Material for this task:
- - - -
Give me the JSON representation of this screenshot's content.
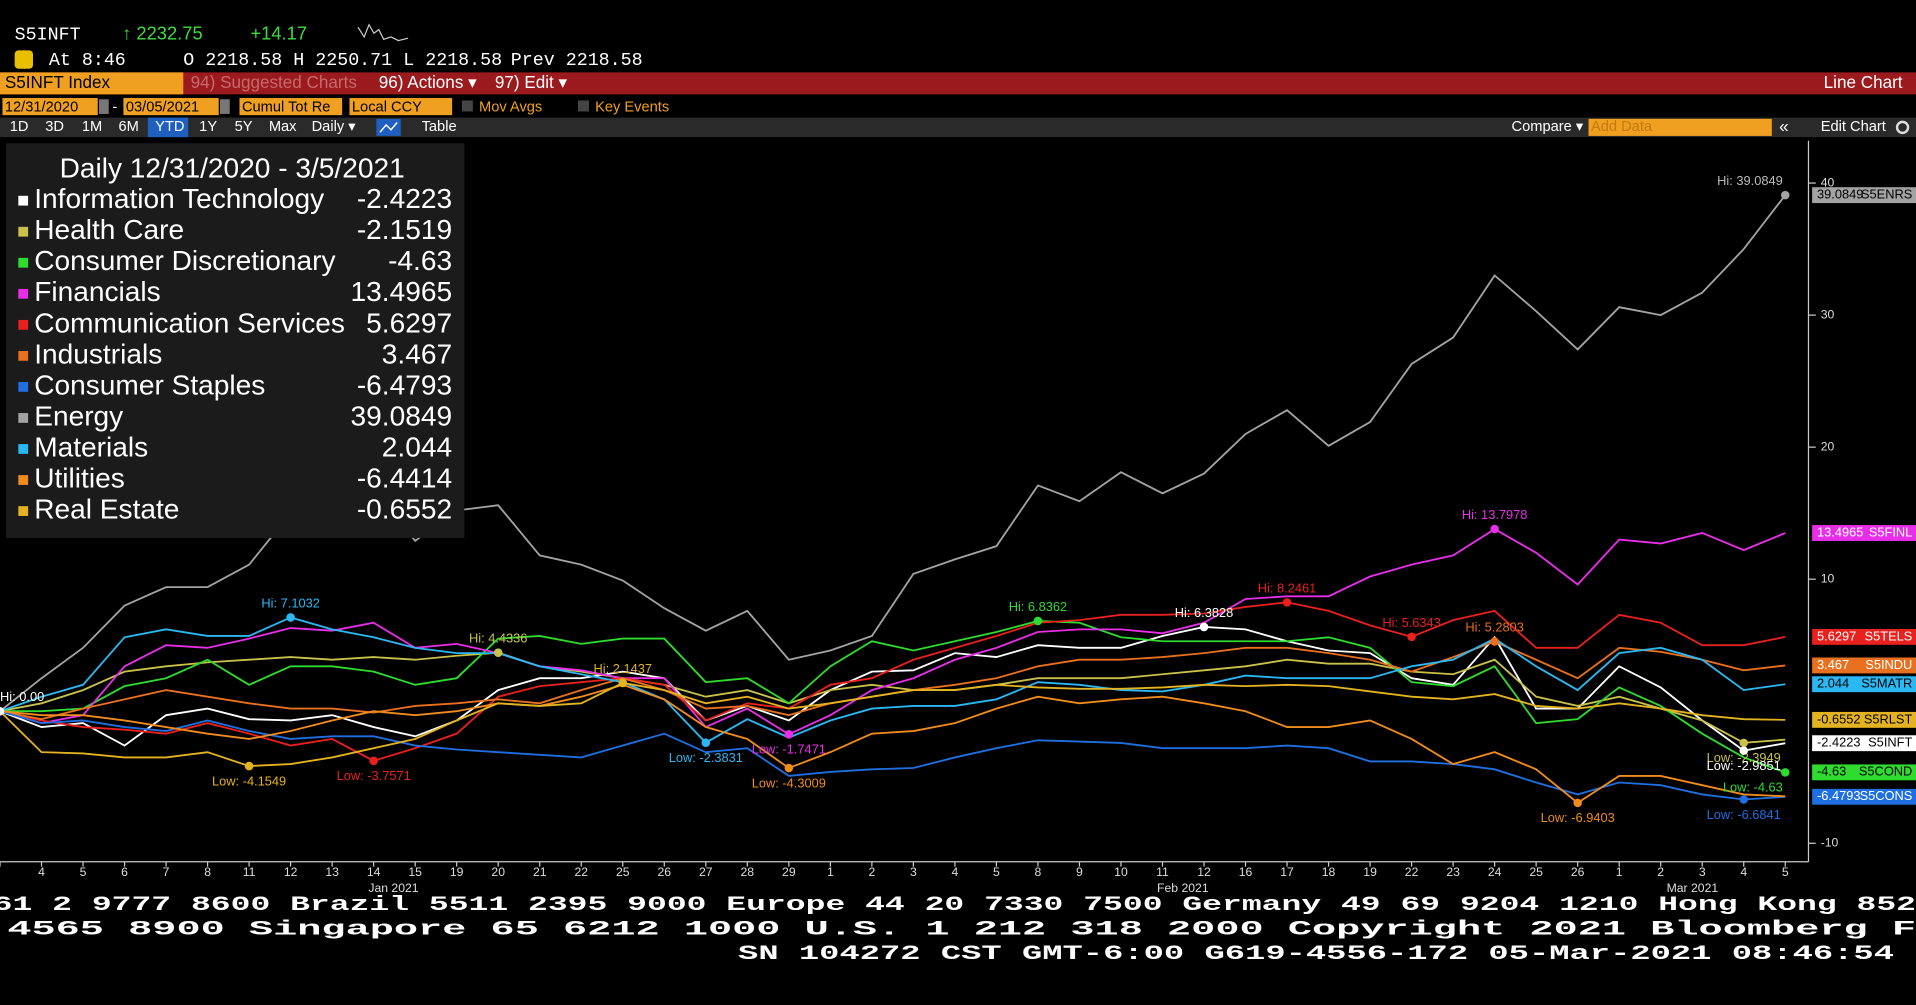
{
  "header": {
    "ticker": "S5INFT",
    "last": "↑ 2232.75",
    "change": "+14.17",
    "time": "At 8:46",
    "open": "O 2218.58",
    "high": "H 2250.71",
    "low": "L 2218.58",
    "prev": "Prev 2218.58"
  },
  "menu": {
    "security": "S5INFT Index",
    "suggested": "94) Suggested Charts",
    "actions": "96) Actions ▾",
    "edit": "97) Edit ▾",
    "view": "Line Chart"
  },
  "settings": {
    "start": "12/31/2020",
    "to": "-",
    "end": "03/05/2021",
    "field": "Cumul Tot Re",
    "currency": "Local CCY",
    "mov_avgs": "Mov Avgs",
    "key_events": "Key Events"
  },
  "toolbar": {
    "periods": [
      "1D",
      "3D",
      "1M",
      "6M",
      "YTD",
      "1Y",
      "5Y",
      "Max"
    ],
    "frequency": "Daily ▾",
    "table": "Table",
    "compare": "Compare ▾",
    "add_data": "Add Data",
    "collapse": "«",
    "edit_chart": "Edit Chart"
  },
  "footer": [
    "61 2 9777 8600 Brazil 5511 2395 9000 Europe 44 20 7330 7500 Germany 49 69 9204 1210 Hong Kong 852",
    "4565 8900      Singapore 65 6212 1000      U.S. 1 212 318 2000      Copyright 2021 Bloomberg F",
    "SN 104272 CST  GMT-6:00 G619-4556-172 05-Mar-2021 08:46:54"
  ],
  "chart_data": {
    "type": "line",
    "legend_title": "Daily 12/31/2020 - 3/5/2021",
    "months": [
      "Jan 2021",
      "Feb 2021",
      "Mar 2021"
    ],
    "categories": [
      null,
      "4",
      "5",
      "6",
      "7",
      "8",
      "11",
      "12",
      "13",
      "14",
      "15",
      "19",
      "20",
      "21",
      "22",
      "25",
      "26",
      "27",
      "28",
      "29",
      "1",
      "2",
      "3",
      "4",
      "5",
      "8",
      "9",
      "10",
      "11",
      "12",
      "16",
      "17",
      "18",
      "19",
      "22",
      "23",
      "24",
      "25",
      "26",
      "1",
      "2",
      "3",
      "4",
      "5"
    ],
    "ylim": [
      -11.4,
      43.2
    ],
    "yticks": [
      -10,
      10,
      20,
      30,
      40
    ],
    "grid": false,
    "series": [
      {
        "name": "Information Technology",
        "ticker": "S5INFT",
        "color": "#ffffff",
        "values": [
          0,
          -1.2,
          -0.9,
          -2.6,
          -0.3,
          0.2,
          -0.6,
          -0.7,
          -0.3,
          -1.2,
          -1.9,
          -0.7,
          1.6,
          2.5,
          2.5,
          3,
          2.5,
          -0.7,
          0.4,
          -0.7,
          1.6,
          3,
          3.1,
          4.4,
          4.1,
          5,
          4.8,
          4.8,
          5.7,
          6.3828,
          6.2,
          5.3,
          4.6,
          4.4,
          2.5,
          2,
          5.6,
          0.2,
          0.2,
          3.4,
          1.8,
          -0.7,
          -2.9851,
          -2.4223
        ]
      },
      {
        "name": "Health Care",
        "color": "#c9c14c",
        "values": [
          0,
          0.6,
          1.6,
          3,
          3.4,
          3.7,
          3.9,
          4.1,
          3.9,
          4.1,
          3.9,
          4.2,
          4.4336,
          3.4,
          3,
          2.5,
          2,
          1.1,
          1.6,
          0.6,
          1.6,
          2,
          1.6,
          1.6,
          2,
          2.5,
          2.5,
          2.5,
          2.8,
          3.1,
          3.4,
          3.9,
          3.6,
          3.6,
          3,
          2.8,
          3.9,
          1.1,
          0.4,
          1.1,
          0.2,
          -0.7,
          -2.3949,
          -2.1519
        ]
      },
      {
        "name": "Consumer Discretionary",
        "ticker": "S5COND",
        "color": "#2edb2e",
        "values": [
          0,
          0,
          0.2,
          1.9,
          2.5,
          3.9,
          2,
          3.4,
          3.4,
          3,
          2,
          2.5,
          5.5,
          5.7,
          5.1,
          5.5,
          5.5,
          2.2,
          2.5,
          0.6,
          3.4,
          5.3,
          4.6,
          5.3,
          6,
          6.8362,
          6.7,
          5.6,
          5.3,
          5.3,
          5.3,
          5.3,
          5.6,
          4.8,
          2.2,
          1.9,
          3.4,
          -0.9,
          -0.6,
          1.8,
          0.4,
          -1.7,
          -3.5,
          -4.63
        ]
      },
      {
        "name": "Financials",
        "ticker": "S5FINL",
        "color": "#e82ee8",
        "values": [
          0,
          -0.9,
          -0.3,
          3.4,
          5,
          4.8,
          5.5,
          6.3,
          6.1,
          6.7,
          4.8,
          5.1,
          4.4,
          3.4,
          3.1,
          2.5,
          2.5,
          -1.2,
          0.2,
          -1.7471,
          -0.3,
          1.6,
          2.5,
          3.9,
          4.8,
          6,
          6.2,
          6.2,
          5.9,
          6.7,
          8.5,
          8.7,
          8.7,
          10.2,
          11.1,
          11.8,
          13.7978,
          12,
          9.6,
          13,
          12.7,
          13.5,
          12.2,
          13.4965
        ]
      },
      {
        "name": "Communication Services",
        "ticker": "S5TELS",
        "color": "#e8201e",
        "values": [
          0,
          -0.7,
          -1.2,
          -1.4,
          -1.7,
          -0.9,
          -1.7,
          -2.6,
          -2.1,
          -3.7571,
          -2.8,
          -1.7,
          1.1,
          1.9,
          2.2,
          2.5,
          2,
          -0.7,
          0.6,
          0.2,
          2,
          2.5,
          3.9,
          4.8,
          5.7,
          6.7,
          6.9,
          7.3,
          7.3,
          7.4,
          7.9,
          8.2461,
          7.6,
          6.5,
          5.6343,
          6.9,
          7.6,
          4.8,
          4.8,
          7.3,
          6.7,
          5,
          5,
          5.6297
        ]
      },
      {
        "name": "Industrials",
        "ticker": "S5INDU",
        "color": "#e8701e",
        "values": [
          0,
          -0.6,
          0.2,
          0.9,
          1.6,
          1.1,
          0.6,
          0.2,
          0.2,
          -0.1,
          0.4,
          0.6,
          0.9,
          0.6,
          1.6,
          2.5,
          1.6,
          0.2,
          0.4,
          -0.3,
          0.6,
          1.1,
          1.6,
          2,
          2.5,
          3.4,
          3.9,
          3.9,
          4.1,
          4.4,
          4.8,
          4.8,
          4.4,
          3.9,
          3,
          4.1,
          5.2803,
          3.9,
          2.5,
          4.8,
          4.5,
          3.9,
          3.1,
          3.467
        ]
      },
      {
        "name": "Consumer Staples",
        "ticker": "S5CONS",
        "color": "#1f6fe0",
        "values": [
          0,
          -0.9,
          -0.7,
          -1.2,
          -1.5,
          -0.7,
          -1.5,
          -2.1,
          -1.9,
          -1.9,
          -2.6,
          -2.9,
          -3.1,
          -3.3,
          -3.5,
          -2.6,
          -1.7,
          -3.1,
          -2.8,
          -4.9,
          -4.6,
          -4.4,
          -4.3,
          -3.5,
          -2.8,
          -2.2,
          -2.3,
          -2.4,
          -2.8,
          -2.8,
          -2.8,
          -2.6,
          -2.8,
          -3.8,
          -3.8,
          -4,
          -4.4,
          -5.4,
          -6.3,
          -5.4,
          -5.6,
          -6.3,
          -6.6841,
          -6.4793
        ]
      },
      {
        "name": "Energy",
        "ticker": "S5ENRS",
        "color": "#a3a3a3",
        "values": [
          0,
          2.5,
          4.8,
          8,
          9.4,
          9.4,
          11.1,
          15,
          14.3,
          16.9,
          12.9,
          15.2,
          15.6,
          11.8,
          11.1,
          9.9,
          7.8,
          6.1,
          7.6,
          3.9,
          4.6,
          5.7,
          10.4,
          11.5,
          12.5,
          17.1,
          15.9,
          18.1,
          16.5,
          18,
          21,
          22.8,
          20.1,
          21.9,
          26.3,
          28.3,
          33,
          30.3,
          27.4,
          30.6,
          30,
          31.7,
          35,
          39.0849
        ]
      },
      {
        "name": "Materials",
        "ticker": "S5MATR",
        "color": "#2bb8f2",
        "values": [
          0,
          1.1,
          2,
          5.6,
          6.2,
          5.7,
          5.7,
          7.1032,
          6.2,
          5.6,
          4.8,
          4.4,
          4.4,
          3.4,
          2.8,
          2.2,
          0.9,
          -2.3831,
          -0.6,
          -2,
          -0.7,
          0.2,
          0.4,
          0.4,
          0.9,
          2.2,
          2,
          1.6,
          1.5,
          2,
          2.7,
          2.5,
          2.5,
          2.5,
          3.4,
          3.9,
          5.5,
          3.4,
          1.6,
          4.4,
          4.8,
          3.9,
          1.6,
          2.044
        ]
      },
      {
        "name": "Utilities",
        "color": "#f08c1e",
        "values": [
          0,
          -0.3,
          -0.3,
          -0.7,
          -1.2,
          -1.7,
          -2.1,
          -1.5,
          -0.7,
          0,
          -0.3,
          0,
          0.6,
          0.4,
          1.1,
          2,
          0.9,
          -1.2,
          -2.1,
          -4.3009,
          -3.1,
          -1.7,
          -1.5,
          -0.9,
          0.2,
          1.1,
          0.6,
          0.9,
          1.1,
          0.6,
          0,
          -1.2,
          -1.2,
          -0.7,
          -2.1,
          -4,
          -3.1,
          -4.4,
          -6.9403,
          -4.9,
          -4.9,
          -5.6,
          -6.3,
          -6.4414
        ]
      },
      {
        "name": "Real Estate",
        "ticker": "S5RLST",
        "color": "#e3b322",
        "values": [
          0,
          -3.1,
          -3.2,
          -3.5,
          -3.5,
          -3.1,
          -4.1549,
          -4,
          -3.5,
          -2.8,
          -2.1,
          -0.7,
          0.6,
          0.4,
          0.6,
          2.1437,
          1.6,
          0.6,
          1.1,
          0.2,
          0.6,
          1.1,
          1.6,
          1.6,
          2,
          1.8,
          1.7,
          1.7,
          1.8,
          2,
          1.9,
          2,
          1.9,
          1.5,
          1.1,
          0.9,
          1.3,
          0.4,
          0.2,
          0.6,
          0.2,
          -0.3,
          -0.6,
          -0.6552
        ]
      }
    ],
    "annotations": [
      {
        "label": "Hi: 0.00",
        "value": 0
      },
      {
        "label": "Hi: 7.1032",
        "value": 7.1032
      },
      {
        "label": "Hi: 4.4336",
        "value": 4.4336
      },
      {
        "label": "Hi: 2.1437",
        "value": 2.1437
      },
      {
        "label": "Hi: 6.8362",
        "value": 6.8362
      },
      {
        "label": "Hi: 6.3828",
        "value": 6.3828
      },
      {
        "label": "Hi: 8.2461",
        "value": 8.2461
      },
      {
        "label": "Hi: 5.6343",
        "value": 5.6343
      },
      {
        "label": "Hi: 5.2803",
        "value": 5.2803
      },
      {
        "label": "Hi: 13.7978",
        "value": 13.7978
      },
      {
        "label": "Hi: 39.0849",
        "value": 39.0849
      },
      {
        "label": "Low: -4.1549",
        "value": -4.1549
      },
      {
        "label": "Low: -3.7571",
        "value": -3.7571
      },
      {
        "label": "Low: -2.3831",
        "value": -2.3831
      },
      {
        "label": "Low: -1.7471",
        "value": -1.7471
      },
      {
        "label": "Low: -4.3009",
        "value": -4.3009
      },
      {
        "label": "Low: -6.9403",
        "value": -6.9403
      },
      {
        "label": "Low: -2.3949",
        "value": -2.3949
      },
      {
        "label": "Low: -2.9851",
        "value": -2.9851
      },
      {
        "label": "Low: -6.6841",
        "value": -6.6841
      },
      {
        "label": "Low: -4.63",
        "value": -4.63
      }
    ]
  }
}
- - - -
What this task involves: Pick out and copy every line that contains the word "Consumer".

Result:
        "name": "Consumer Discretionary",
        "name": "Consumer Staples",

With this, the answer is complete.